Rows from a dataset
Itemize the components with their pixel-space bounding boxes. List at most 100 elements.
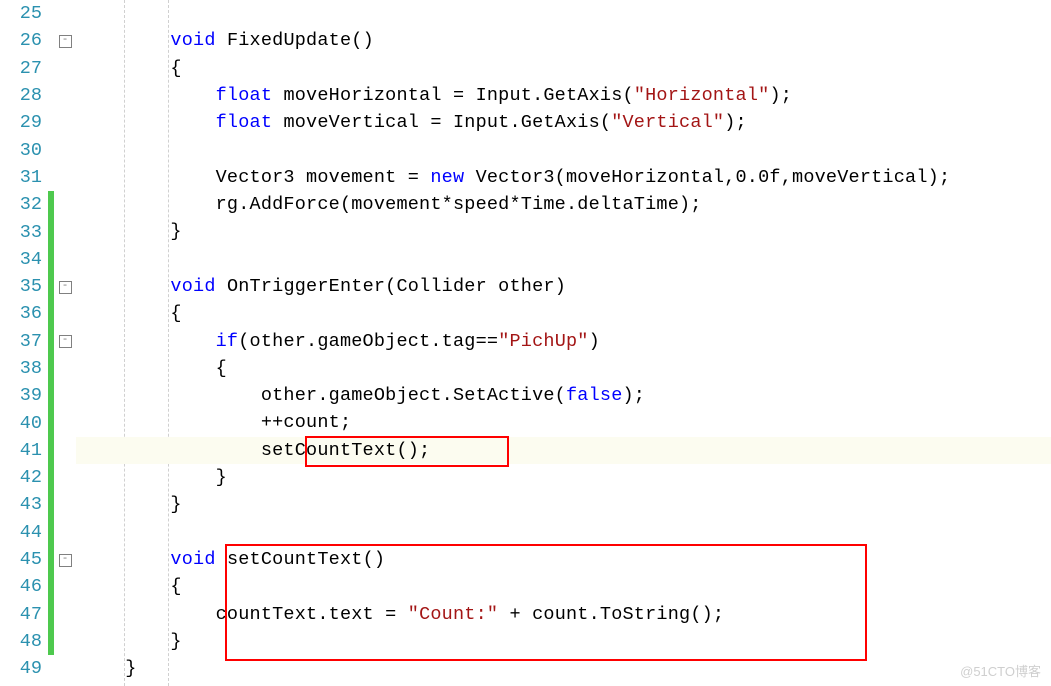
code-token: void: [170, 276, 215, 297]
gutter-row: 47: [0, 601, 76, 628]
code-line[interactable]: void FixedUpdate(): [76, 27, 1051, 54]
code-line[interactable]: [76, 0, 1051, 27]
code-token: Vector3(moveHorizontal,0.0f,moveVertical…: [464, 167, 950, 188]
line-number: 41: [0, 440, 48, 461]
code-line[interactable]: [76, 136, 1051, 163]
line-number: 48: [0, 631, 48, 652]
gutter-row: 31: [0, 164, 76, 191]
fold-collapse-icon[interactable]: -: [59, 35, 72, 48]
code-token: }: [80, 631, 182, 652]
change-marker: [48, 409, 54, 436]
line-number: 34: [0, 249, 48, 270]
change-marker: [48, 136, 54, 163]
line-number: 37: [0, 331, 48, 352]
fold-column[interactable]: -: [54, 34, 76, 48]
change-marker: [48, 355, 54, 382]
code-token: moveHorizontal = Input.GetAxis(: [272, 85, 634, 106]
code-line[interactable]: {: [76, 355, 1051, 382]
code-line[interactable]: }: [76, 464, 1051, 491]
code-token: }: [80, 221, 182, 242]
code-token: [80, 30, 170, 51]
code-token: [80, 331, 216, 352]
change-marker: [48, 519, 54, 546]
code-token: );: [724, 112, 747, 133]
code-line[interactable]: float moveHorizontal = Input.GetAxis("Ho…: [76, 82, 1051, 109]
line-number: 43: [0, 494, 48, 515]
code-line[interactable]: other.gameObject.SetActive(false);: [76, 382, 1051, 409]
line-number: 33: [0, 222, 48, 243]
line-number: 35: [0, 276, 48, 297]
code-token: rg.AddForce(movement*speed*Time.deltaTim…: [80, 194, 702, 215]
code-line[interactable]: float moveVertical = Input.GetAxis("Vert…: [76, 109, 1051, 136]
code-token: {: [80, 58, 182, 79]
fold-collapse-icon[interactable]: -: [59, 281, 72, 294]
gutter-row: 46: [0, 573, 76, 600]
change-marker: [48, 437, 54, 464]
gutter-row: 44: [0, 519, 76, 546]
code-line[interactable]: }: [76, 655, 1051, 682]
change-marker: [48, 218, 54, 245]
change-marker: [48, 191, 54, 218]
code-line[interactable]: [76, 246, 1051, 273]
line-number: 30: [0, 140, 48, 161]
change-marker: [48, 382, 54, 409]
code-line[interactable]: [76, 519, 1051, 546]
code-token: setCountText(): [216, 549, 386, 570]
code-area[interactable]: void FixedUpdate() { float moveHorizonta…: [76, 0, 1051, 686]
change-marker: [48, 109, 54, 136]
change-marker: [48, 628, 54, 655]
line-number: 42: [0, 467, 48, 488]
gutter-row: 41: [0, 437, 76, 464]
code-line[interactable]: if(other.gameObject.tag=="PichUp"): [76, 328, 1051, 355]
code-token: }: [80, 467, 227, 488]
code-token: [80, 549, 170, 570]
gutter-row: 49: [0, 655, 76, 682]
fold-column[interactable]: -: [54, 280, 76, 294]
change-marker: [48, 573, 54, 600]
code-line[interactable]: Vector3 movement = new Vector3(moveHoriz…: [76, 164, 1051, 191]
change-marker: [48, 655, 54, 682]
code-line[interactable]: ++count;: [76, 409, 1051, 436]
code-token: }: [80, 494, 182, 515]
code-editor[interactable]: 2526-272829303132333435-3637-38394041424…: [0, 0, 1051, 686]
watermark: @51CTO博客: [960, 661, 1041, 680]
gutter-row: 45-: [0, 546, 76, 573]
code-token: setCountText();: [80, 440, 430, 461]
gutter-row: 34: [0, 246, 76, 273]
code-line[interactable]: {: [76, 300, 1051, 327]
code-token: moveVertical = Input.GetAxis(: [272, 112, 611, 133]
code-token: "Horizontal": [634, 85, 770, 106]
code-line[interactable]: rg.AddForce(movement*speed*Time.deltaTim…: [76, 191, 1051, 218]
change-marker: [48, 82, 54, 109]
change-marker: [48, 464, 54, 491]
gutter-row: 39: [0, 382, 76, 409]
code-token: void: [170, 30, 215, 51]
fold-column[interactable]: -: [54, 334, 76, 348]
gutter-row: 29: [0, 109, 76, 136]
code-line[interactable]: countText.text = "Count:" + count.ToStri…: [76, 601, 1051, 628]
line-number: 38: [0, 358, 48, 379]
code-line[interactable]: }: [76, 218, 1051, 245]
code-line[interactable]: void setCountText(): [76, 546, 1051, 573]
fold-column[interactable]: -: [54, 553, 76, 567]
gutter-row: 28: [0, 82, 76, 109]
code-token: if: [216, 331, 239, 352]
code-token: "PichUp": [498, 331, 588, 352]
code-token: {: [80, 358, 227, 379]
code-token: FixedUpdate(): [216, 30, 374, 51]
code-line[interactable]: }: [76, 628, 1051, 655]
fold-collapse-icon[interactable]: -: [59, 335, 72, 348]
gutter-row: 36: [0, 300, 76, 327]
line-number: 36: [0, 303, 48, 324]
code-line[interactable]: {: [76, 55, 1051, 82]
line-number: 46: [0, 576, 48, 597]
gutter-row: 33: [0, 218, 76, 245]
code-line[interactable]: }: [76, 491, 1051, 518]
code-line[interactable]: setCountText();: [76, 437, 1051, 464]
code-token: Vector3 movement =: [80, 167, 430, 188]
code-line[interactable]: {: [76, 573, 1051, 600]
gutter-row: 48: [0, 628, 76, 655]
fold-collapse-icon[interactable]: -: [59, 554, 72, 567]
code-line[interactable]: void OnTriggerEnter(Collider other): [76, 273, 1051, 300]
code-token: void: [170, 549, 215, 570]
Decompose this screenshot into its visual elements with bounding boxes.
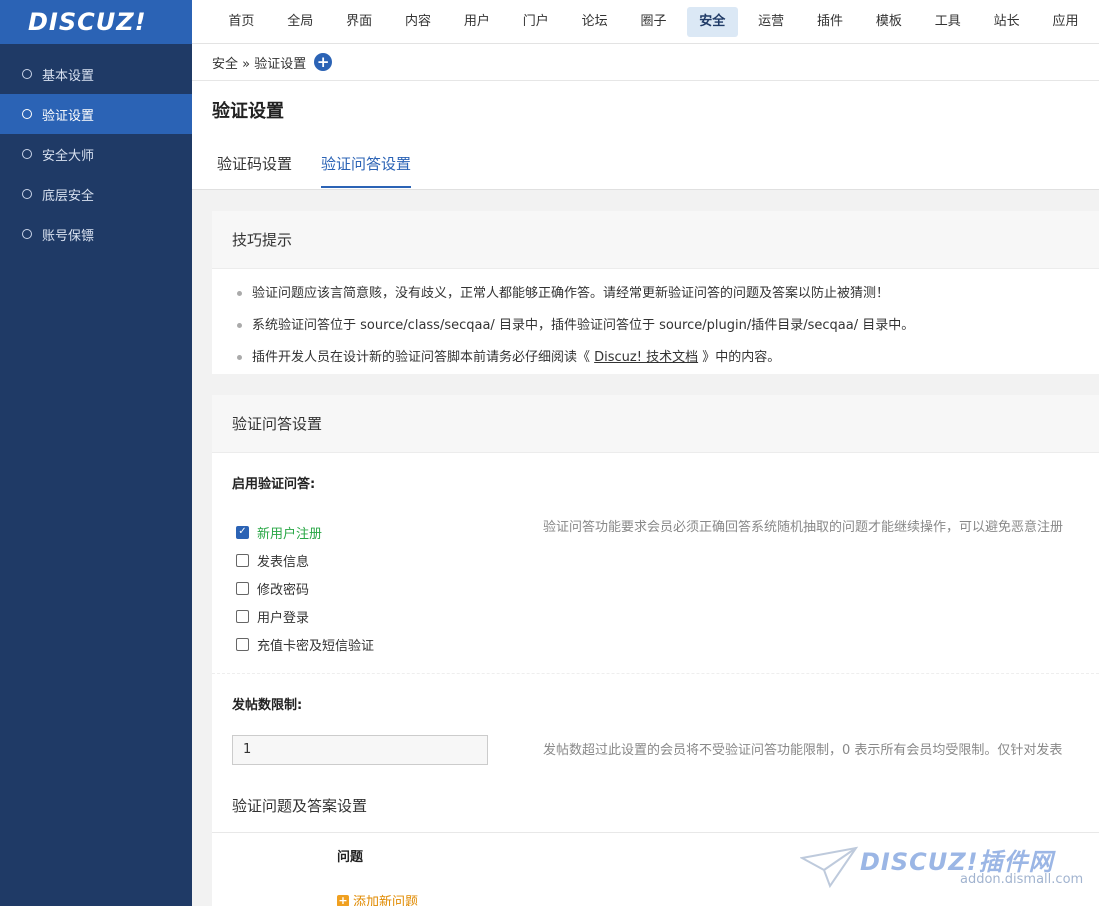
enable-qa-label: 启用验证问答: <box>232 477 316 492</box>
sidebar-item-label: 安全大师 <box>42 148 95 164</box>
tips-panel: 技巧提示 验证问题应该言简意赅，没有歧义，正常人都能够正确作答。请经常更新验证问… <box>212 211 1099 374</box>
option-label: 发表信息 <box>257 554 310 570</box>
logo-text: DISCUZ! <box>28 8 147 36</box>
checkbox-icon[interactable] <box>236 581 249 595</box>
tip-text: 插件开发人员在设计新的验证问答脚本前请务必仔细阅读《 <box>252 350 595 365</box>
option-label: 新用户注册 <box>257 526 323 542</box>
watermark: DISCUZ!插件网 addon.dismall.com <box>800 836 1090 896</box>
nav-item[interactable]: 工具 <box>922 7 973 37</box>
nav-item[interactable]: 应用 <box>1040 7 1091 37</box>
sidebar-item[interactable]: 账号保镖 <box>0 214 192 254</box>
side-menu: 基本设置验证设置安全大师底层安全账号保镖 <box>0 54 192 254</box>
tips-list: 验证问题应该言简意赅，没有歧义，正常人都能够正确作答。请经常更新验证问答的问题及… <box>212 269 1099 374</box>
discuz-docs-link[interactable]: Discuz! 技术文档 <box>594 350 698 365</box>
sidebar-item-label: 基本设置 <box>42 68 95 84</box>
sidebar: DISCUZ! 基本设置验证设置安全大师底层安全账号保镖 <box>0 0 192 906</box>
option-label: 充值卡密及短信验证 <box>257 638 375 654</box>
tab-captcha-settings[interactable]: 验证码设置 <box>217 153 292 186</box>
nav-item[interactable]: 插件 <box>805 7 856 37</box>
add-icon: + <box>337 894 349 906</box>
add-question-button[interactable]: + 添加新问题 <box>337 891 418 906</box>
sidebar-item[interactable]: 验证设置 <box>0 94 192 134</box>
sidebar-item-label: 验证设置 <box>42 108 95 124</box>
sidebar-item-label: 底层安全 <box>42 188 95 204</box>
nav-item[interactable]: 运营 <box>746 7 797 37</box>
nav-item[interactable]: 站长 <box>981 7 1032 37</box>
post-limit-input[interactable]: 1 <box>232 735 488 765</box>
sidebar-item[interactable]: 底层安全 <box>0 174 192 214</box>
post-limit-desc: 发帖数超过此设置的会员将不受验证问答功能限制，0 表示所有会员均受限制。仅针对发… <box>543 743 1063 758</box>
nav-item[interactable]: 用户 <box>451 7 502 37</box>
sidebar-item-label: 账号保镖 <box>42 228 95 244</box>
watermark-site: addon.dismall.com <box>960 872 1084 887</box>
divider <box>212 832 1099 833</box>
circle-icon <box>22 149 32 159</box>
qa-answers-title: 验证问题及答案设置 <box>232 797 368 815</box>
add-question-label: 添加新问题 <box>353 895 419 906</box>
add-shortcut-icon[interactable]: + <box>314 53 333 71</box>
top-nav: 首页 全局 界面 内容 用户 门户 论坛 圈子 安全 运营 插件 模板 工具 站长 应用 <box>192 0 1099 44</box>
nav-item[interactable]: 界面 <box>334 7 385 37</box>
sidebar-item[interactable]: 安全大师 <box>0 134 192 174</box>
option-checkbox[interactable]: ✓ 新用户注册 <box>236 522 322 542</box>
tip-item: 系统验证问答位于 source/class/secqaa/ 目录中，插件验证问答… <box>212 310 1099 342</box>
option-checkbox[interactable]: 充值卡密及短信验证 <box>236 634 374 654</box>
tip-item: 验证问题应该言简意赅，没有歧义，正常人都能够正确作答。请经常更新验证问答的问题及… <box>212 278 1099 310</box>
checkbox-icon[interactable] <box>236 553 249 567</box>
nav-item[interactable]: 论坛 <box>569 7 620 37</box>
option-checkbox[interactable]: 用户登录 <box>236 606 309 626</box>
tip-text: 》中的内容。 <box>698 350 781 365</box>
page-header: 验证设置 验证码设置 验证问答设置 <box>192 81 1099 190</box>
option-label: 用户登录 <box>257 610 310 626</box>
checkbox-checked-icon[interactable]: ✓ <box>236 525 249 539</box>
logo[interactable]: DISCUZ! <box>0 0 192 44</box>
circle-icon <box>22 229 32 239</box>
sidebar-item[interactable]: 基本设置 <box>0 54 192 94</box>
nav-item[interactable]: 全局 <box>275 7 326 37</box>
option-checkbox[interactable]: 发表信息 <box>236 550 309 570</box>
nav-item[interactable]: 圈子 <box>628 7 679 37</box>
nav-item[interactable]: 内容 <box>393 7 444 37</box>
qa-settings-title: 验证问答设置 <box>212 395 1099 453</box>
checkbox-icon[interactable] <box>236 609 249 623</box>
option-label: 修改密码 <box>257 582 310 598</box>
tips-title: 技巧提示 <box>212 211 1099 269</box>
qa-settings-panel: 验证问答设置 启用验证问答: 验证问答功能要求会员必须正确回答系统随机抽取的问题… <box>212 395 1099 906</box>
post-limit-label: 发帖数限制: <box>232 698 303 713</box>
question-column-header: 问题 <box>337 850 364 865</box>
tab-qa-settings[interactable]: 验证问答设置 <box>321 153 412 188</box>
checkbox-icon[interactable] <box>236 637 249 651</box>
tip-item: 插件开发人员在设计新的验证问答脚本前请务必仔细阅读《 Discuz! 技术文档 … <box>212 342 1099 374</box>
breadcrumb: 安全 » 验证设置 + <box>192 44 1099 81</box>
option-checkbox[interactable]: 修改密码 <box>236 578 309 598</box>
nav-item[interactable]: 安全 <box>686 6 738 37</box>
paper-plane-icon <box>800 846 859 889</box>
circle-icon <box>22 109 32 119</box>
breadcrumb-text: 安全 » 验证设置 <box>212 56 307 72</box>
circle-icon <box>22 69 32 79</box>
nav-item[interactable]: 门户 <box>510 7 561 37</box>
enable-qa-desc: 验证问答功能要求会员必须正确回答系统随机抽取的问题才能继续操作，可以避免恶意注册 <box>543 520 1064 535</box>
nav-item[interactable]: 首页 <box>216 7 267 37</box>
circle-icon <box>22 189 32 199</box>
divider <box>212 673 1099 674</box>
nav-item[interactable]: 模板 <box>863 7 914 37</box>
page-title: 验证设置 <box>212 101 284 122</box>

> _WHAT YOU HAVE TO DO_
Set down the lines from the line with "code-token: void: [170, 276, 215, 297]" to the line with "line-number: 42: [0, 467, 48, 488]", copying each one exactly.

> _CORRECT RESPONSE_
code-token: void: [170, 276, 215, 297]
gutter-row: 47: [0, 601, 76, 628]
code-line[interactable]: void FixedUpdate(): [76, 27, 1051, 54]
code-line[interactable]: [76, 0, 1051, 27]
code-token: Vector3(moveHorizontal,0.0f,moveVertical…: [464, 167, 950, 188]
line-number: 41: [0, 440, 48, 461]
code-line[interactable]: [76, 136, 1051, 163]
line-number: 48: [0, 631, 48, 652]
gutter-row: 31: [0, 164, 76, 191]
fold-collapse-icon[interactable]: -: [59, 35, 72, 48]
code-token: }: [80, 631, 182, 652]
change-marker: [48, 409, 54, 436]
line-number: 34: [0, 249, 48, 270]
change-marker: [48, 136, 54, 163]
line-number: 37: [0, 331, 48, 352]
fold-column[interactable]: -: [54, 34, 76, 48]
change-marker: [48, 355, 54, 382]
code-token: moveHorizontal = Input.GetAxis(: [272, 85, 634, 106]
code-line[interactable]: {: [76, 355, 1051, 382]
code-line[interactable]: }: [76, 464, 1051, 491]
code-token: }: [80, 221, 182, 242]
code-token: [80, 30, 170, 51]
code-token: [80, 331, 216, 352]
change-marker: [48, 519, 54, 546]
code-token: );: [724, 112, 747, 133]
code-line[interactable]: float moveHorizontal = Input.GetAxis("Ho…: [76, 82, 1051, 109]
line-number: 43: [0, 494, 48, 515]
code-line[interactable]: other.gameObject.SetActive(false);: [76, 382, 1051, 409]
line-number: 33: [0, 222, 48, 243]
line-number: 35: [0, 276, 48, 297]
code-token: rg.AddForce(movement*speed*Time.deltaTim…: [80, 194, 702, 215]
code-line[interactable]: float moveVertical = Input.GetAxis("Vert…: [76, 109, 1051, 136]
code-token: {: [80, 58, 182, 79]
fold-collapse-icon[interactable]: -: [59, 281, 72, 294]
gutter-row: 46: [0, 573, 76, 600]
change-marker: [48, 437, 54, 464]
gutter-row: 44: [0, 519, 76, 546]
code-line[interactable]: }: [76, 655, 1051, 682]
change-marker: [48, 218, 54, 245]
change-marker: [48, 191, 54, 218]
code-line[interactable]: [76, 246, 1051, 273]
line-number: 30: [0, 140, 48, 161]
change-marker: [48, 382, 54, 409]
code-line[interactable]: [76, 519, 1051, 546]
code-token: setCountText(): [216, 549, 386, 570]
code-area[interactable]: void FixedUpdate() { float moveHorizonta…: [76, 0, 1051, 686]
change-marker: [48, 109, 54, 136]
change-marker: [48, 628, 54, 655]
line-number: 42: [0, 467, 48, 488]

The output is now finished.